● Exercise requirements: Select all lines in the records that include "this".

● Entries shown:
########

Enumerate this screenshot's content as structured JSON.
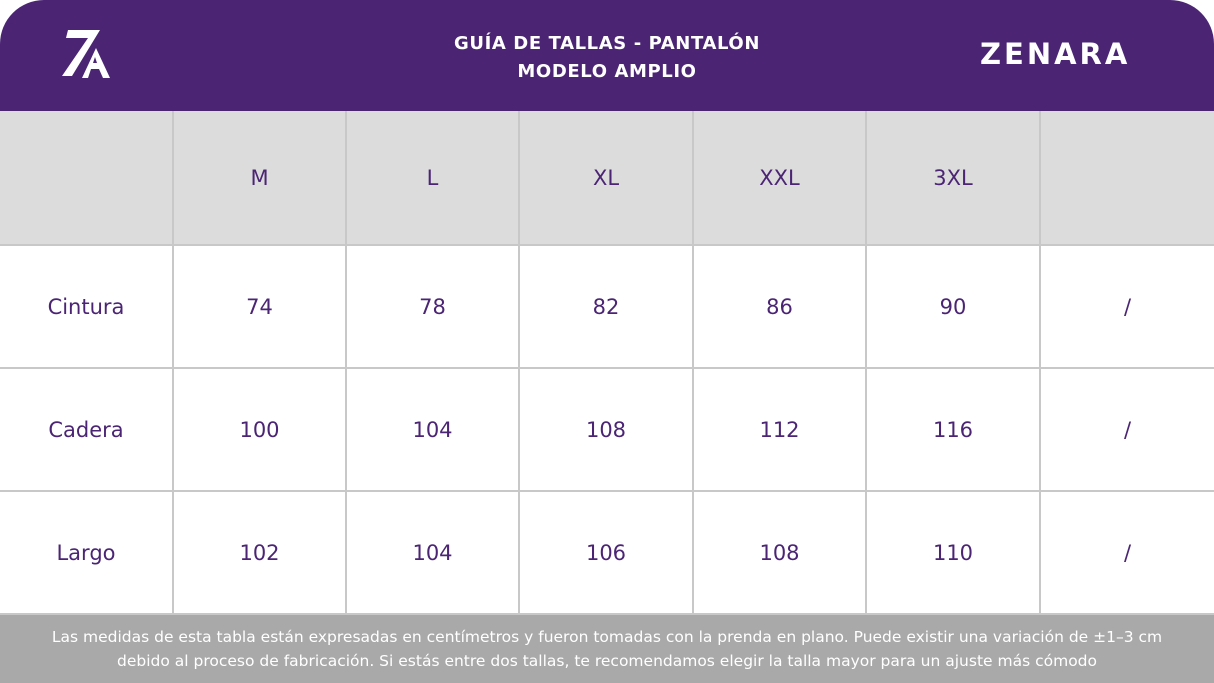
{
  "header": {
    "title_line1": "GUÍA DE TALLAS - PANTALÓN",
    "title_line2": "MODELO AMPLIO",
    "brand": "ZENARA",
    "logo_text": "ZA",
    "logo_icon": "za-logo-icon",
    "bg_color": "#4b2574"
  },
  "table": {
    "sizes": [
      "M",
      "L",
      "XL",
      "XXL",
      "3XL"
    ],
    "rows": [
      {
        "label": "Cintura",
        "values": [
          "74",
          "78",
          "82",
          "86",
          "90"
        ],
        "extra": "/"
      },
      {
        "label": "Cadera",
        "values": [
          "100",
          "104",
          "108",
          "112",
          "116"
        ],
        "extra": "/"
      },
      {
        "label": "Largo",
        "values": [
          "102",
          "104",
          "106",
          "108",
          "110"
        ],
        "extra": "/"
      }
    ],
    "header_bg": "#dcdcdc",
    "text_color": "#4b2574"
  },
  "footer": {
    "line1": "Las medidas de esta tabla están expresadas en centímetros y fueron tomadas con la prenda en plano. Puede existir una variación de ±1–3 cm",
    "line2": "debido al proceso de fabricación. Si estás entre dos tallas, te recomendamos elegir la talla mayor para un ajuste más cómodo",
    "bg_color": "#a9a9a9"
  }
}
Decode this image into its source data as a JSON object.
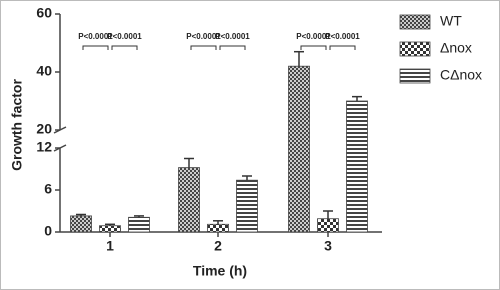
{
  "chart_data": {
    "type": "bar",
    "x_label": "Time (h)",
    "y_label": "Growth factor",
    "categories": [
      "1",
      "2",
      "3"
    ],
    "series": [
      {
        "name": "WT",
        "color": "#444444",
        "pattern": "dots",
        "values": [
          2.3,
          9.2,
          42
        ],
        "errors": [
          0.2,
          1.3,
          5
        ]
      },
      {
        "name": "Δnox",
        "color": "#333333",
        "pattern": "checker",
        "values": [
          0.9,
          1.1,
          1.9
        ],
        "errors": [
          0.2,
          0.5,
          1.1
        ]
      },
      {
        "name": "CΔnox",
        "color": "#444444",
        "pattern": "stripes",
        "values": [
          2.1,
          7.4,
          30
        ],
        "errors": [
          0.2,
          0.6,
          1.5
        ]
      }
    ],
    "annotations": [
      [
        "P<0.0001",
        "P<0.0001"
      ],
      [
        "P<0.0001",
        "P<0.0001"
      ],
      [
        "P<0.0001",
        "P<0.0001"
      ]
    ],
    "ylim": [
      0,
      60
    ],
    "y_break": [
      12,
      20
    ],
    "yticks": [
      0,
      6,
      12,
      20,
      40,
      60
    ],
    "legend": "right"
  }
}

########

● Result of the exercise:
Enumerate this screenshot's content as structured JSON.
Decode this image into its source data as a JSON object.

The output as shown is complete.